(Rows from a dataset)
◆ ◆ ◆ ◆ ◆
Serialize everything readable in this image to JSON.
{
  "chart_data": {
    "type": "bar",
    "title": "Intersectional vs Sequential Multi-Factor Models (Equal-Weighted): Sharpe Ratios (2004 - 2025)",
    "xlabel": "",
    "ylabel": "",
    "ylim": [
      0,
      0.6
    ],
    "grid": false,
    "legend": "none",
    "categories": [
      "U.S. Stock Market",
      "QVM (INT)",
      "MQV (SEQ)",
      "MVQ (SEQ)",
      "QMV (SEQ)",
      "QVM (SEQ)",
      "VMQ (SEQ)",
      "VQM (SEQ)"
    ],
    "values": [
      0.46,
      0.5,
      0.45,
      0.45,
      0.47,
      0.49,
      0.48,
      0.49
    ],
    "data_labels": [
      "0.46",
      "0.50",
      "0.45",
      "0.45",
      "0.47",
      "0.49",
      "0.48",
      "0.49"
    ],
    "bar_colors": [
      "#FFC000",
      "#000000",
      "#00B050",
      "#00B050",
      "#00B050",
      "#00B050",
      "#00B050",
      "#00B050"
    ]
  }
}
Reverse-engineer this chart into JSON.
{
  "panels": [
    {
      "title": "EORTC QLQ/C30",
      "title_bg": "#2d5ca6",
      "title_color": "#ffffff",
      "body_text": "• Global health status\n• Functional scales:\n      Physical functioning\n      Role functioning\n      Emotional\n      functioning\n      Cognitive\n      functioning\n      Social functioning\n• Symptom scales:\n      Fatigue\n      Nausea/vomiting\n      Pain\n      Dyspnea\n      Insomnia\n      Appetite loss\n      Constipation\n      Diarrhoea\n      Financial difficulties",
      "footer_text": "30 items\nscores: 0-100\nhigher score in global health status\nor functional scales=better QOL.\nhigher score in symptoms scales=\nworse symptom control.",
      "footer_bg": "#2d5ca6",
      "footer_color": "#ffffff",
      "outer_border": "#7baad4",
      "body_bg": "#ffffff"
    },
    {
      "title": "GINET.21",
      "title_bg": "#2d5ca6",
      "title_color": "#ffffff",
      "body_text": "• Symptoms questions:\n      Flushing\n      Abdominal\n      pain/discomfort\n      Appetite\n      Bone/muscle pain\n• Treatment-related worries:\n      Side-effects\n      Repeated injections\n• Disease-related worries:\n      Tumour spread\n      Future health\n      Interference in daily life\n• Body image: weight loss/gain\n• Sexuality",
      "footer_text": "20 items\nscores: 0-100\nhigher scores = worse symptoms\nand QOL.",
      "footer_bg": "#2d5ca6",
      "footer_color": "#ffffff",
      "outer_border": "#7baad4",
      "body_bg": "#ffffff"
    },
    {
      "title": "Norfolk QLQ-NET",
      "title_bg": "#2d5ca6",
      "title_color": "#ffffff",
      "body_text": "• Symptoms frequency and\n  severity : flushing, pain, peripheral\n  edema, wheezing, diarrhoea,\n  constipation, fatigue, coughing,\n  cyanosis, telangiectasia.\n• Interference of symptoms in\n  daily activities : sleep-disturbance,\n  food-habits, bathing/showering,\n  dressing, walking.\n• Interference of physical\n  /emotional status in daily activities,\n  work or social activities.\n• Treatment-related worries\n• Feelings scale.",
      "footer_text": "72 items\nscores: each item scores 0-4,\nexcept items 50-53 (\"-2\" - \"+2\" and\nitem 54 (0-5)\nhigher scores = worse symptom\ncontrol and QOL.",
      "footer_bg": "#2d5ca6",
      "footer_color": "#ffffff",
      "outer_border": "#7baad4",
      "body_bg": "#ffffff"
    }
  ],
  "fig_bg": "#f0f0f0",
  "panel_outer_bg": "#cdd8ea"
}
◆ ◆ ◆ ◆ ◆
| Written task |
All of the data above should be transcribed exactly.

| Full output |
Serialize everything readable in this image to JSON.
{
  "chart_data": {
    "type": "bar",
    "title": "Intersectional vs Sequential Multi-Factor Models (Equal-Weighted): Sharpe Ratios (2004 - 2025)",
    "xlabel": "",
    "ylabel": "",
    "ylim": [
      0,
      0.6
    ],
    "grid": false,
    "legend": "none",
    "categories": [
      "U.S. Stock Market",
      "QVM (INT)",
      "MQV (SEQ)",
      "MVQ (SEQ)",
      "QMV (SEQ)",
      "QVM (SEQ)",
      "VMQ (SEQ)",
      "VQM (SEQ)"
    ],
    "values": [
      0.46,
      0.5,
      0.45,
      0.45,
      0.47,
      0.49,
      0.48,
      0.49
    ],
    "data_labels": [
      "0.46",
      "0.50",
      "0.45",
      "0.45",
      "0.47",
      "0.49",
      "0.48",
      "0.49"
    ],
    "bar_colors": [
      "#FFC000",
      "#000000",
      "#00B050",
      "#00B050",
      "#00B050",
      "#00B050",
      "#00B050",
      "#00B050"
    ]
  }
}
Reverse-engineer this chart into JSON.
{
  "panels": [
    {
      "title": "EORTC QLQ/C30",
      "title_bg": "#2d5ca6",
      "title_color": "#ffffff",
      "body_text": "• Global health status\n• Functional scales:\n      Physical functioning\n      Role functioning\n      Emotional\n      functioning\n      Cognitive\n      functioning\n      Social functioning\n• Symptom scales:\n      Fatigue\n      Nausea/vomiting\n      Pain\n      Dyspnea\n      Insomnia\n      Appetite loss\n      Constipation\n      Diarrhoea\n      Financial difficulties",
      "footer_text": "30 items\nscores: 0-100\nhigher score in global health status\nor functional scales=better QOL.\nhigher score in symptoms scales=\nworse symptom control.",
      "footer_bg": "#2d5ca6",
      "footer_color": "#ffffff",
      "outer_border": "#7baad4",
      "body_bg": "#ffffff"
    },
    {
      "title": "GINET.21",
      "title_bg": "#2d5ca6",
      "title_color": "#ffffff",
      "body_text": "• Symptoms questions:\n      Flushing\n      Abdominal\n      pain/discomfort\n      Appetite\n      Bone/muscle pain\n• Treatment-related worries:\n      Side-effects\n      Repeated injections\n• Disease-related worries:\n      Tumour spread\n      Future health\n      Interference in daily life\n• Body image: weight loss/gain\n• Sexuality",
      "footer_text": "20 items\nscores: 0-100\nhigher scores = worse symptoms\nand QOL.",
      "footer_bg": "#2d5ca6",
      "footer_color": "#ffffff",
      "outer_border": "#7baad4",
      "body_bg": "#ffffff"
    },
    {
      "title": "Norfolk QLQ-NET",
      "title_bg": "#2d5ca6",
      "title_color": "#ffffff",
      "body_text": "• Symptoms frequency and\n  severity : flushing, pain, peripheral\n  edema, wheezing, diarrhoea,\n  constipation, fatigue, coughing,\n  cyanosis, telangiectasia.\n• Interference of symptoms in\n  daily activities : sleep-disturbance,\n  food-habits, bathing/showering,\n  dressing, walking.\n• Interference of physical\n  /emotional status in daily activities,\n  work or social activities.\n• Treatment-related worries\n• Feelings scale.",
      "footer_text": "72 items\nscores: each item scores 0-4,\nexcept items 50-53 (\"-2\" - \"+2\" and\nitem 54 (0-5)\nhigher scores = worse symptom\ncontrol and QOL.",
      "footer_bg": "#2d5ca6",
      "footer_color": "#ffffff",
      "outer_border": "#7baad4",
      "body_bg": "#ffffff"
    }
  ],
  "fig_bg": "#f0f0f0",
  "panel_outer_bg": "#cdd8ea"
}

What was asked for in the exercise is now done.